## Requirement:
What follows are records. Restate all of them word for word.

## Records provided:
──────────────────────────────
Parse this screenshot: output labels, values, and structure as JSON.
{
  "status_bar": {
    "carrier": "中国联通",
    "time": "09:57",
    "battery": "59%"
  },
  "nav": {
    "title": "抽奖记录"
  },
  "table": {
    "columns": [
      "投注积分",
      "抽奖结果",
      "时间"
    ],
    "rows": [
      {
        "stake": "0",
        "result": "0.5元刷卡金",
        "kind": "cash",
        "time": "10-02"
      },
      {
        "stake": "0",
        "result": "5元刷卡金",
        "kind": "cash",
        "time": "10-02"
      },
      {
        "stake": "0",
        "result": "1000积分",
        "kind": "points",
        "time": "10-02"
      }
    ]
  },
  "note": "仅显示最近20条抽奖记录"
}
──────────────────────────────
## Exercise solution:
Parse this screenshot: output labels, values, and structure as JSON.
{
  "status_bar": {
    "carrier": "中国联通",
    "time": "09:57",
    "battery": "59%"
  },
  "nav": {
    "title": "抽奖记录"
  },
  "table": {
    "columns": [
      "投注积分",
      "抽奖结果",
      "时间"
    ],
    "rows": [
      {
        "stake": "0",
        "result": "0.5元刷卡金",
        "kind": "cash",
        "time": "10-02"
      },
      {
        "stake": "0",
        "result": "5元刷卡金",
        "kind": "cash",
        "time": "10-02"
      },
      {
        "stake": "0",
        "result": "1000积分",
        "kind": "points",
        "time": "10-02"
      }
    ]
  },
  "note": "仅显示最近20条抽奖记录"
}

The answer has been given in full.